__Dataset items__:
┌────────

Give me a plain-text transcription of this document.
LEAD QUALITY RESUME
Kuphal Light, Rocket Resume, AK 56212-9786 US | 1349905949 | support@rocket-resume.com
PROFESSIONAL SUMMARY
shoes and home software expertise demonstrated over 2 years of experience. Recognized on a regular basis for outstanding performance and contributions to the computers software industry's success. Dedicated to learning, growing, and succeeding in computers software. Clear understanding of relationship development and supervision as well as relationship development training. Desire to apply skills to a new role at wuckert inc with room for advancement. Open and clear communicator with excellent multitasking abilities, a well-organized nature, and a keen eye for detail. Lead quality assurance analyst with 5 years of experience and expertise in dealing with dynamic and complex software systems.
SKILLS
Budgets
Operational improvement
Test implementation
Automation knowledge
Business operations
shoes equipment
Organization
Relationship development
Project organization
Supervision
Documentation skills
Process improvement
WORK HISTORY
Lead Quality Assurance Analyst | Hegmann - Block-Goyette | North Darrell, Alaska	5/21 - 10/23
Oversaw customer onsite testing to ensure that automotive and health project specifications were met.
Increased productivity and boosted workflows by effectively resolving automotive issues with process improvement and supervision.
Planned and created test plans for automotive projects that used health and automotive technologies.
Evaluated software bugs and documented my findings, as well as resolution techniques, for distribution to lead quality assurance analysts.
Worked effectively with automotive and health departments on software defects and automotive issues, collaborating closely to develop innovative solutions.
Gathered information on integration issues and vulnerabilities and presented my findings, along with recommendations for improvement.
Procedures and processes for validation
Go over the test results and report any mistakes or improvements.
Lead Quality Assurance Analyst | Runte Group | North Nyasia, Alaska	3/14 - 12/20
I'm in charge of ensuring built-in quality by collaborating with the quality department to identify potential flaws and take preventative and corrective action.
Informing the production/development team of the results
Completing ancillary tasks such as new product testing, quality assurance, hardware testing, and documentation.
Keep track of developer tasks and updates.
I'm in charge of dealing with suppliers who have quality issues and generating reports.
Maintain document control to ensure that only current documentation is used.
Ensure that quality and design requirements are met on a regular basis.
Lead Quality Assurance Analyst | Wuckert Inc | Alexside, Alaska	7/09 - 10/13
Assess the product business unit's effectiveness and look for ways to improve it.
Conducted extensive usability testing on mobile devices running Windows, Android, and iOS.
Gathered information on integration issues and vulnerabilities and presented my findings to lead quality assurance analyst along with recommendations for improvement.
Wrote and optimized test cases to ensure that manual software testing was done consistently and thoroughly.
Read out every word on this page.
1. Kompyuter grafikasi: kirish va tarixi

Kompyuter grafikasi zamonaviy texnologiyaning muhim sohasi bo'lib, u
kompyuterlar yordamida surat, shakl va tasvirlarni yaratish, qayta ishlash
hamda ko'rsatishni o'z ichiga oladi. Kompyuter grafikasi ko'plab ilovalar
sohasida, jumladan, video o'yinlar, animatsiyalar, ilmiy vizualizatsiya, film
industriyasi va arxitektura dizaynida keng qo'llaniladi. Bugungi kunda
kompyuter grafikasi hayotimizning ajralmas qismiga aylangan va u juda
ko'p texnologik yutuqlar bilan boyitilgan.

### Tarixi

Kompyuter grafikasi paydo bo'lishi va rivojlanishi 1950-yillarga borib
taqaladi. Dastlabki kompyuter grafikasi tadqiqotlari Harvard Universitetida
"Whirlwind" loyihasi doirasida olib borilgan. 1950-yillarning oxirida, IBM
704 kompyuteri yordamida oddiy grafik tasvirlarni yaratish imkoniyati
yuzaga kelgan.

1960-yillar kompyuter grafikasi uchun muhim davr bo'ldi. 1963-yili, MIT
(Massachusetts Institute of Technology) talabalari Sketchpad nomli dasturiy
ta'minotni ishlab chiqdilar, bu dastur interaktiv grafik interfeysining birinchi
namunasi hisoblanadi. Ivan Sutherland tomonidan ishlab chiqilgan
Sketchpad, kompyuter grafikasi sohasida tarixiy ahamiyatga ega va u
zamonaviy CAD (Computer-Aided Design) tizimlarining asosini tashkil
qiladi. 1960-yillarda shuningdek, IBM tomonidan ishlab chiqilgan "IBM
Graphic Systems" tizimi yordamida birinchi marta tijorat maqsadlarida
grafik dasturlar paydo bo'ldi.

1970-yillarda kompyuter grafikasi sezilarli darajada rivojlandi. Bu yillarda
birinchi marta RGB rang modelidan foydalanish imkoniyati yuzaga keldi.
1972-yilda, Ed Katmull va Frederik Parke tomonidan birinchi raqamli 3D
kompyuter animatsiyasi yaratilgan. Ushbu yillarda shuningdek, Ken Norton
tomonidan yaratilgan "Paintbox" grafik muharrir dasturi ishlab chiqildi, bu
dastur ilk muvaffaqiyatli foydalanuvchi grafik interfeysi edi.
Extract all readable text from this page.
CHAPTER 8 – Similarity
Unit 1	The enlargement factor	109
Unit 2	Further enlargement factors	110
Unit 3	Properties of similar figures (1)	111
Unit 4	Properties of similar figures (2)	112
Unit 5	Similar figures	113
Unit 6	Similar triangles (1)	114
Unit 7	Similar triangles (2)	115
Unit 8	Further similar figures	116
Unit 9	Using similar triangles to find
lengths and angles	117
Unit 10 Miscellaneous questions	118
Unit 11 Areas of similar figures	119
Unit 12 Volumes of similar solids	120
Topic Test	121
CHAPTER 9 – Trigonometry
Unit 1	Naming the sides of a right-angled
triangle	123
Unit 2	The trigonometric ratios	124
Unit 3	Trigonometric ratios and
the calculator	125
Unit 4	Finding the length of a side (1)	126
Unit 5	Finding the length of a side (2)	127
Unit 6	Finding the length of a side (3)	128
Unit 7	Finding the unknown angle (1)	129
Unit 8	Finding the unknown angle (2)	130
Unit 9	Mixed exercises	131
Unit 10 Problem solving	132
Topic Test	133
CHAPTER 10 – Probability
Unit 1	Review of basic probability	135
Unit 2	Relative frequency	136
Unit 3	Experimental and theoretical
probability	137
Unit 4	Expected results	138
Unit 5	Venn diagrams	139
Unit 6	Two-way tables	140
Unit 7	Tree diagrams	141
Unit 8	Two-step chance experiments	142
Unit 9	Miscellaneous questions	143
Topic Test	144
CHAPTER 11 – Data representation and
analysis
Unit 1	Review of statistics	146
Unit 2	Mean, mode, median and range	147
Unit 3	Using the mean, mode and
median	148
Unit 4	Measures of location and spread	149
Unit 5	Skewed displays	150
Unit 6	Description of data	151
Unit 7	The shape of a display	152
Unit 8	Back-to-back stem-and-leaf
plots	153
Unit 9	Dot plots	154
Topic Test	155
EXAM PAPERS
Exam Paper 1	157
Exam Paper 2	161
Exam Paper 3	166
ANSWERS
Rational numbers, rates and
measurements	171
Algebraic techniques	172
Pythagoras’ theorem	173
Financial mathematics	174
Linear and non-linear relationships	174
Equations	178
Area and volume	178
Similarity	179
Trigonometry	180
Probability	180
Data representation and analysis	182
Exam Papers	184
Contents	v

└────────

__Work to be completed__:
Pull out and copy each line containing the string "questions".

__Reply to the exercise__:
Unit 10 Miscellaneous questions	118
Unit 9	Miscellaneous questions	143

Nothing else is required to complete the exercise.